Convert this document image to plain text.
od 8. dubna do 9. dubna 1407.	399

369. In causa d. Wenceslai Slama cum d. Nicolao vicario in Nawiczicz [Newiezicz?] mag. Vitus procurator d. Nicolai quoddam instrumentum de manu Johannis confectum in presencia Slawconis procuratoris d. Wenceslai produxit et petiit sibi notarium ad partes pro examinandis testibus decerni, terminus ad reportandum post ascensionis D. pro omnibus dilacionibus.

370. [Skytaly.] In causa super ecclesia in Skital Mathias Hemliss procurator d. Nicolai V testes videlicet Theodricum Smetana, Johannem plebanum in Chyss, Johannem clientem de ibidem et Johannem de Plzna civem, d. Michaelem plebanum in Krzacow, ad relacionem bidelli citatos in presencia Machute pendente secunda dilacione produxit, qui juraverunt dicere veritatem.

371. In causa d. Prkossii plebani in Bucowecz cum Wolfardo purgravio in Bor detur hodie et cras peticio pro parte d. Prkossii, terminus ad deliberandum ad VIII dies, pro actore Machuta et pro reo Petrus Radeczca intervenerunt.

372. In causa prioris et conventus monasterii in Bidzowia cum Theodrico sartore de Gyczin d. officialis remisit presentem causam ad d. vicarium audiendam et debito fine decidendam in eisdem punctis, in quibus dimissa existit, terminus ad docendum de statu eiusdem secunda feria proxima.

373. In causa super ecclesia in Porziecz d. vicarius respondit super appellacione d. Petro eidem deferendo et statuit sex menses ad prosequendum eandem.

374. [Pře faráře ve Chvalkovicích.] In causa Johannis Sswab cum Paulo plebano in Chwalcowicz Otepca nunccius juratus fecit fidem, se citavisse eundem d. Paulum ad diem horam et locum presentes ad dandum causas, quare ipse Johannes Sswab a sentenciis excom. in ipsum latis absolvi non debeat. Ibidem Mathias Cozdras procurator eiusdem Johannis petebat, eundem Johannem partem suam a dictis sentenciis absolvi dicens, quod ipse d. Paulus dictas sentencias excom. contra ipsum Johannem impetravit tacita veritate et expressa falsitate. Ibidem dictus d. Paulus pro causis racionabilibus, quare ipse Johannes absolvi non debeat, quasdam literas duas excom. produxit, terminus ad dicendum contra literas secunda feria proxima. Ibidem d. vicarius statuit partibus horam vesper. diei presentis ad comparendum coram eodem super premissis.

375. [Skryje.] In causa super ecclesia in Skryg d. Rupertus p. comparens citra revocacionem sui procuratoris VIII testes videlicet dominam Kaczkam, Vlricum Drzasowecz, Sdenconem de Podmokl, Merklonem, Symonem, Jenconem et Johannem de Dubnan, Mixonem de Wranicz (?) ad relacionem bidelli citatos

================

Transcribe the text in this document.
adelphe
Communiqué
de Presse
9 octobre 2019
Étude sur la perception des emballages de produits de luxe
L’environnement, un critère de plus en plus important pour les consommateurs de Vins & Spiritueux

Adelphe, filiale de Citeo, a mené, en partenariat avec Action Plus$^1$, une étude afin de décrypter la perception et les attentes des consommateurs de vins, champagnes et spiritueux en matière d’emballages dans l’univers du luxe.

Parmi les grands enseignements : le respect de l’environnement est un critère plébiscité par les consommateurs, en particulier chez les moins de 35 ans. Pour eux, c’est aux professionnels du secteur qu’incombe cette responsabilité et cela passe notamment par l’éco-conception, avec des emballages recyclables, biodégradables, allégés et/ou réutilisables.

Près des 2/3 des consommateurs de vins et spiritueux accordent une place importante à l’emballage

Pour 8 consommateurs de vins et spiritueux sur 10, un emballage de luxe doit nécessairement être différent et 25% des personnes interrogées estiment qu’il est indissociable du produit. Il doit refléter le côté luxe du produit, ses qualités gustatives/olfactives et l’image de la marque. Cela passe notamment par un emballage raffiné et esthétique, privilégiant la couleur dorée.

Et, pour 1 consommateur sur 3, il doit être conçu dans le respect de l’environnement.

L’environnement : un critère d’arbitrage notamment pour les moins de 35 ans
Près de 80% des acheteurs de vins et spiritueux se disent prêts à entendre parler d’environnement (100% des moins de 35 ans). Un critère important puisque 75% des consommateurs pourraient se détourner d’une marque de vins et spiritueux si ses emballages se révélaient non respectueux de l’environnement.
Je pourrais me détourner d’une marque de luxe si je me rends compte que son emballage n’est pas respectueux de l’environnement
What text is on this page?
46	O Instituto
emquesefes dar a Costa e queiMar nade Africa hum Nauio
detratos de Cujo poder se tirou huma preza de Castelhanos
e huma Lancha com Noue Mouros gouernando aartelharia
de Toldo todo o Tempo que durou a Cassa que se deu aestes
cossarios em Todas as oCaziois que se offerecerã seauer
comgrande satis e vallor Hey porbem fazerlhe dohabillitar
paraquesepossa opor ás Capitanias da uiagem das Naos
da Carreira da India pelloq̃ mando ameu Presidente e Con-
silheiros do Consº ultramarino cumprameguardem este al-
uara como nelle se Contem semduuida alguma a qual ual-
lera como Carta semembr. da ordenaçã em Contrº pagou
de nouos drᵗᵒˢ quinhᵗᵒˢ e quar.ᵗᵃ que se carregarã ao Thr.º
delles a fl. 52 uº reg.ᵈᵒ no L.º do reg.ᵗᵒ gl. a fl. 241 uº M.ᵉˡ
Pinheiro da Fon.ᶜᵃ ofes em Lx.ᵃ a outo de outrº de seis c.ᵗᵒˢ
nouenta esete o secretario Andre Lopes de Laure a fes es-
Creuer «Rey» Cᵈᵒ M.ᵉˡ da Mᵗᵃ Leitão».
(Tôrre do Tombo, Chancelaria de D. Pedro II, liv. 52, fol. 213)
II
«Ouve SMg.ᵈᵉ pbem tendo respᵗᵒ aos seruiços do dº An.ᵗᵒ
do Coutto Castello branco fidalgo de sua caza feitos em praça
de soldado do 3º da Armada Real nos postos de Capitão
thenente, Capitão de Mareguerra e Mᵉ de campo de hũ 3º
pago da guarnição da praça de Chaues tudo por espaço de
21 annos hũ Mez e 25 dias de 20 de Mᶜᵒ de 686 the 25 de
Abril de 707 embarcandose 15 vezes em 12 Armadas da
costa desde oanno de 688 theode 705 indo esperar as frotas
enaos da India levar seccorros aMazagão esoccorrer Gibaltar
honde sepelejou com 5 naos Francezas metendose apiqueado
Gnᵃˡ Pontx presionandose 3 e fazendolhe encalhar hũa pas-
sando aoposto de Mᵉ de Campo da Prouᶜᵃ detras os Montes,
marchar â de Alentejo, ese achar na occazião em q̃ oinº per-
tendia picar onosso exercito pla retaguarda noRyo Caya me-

================

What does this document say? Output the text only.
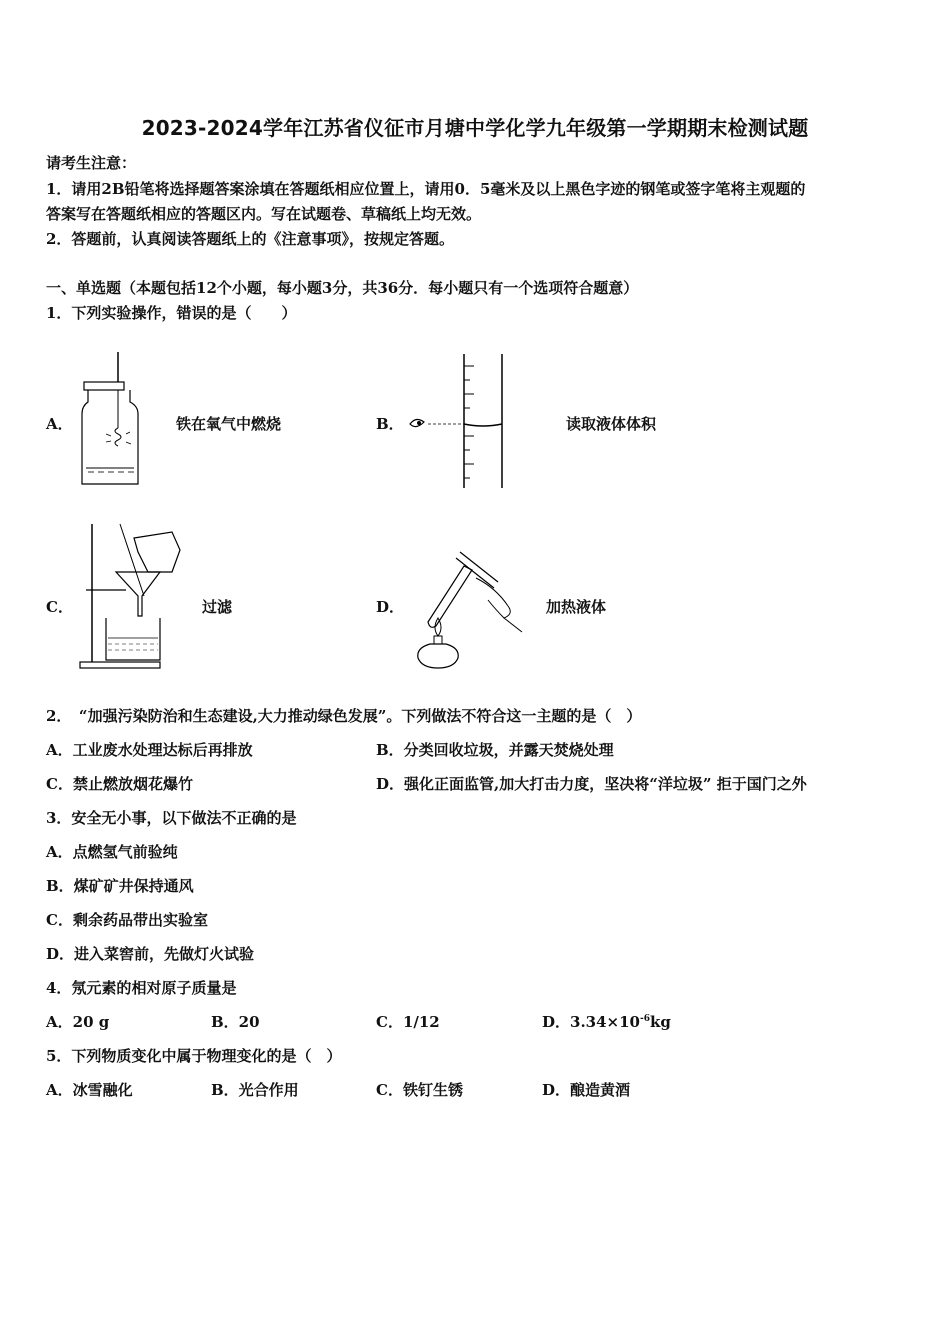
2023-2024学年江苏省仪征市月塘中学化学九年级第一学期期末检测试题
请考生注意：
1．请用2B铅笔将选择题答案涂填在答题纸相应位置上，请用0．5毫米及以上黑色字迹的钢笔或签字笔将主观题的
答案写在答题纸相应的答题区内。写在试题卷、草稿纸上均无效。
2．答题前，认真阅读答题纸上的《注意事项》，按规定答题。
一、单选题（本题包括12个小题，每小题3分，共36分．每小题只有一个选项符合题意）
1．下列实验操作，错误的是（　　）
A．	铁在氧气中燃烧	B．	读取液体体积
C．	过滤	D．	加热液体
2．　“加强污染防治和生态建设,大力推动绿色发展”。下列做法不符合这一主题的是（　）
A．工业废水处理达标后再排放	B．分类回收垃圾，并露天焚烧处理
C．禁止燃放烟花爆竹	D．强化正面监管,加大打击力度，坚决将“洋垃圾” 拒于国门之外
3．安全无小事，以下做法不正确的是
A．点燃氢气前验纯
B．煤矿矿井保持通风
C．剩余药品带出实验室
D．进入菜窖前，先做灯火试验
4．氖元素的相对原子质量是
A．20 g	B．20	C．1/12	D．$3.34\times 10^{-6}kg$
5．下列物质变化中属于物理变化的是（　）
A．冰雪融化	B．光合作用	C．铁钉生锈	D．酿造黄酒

================

§ Set problem
Show every line from the entries above in which "passe" appears.

§ Complete answer
Parmi les grands enseignements : le respect de l’environnement est un critère plébiscité par les consommateurs, en particulier chez les moins de 35 ans. Pour eux, c’est aux professionnels du secteur qu’incombe cette responsabilité et cela passe notamment par l’éco-conception, avec des emballages recyclables, biodégradables, allégés et/ou réutilisables.
Pour 8 consommateurs de vins et spiritueux sur 10, un emballage de luxe doit nécessairement être différent et 25% des personnes interrogées estiment qu’il est indissociable du produit. Il doit refléter le côté luxe du produit, ses qualités gustatives/olfactives et l’image de la marque. Cela passe notamment par un emballage raffiné et esthétique, privilégiant la couleur dorée.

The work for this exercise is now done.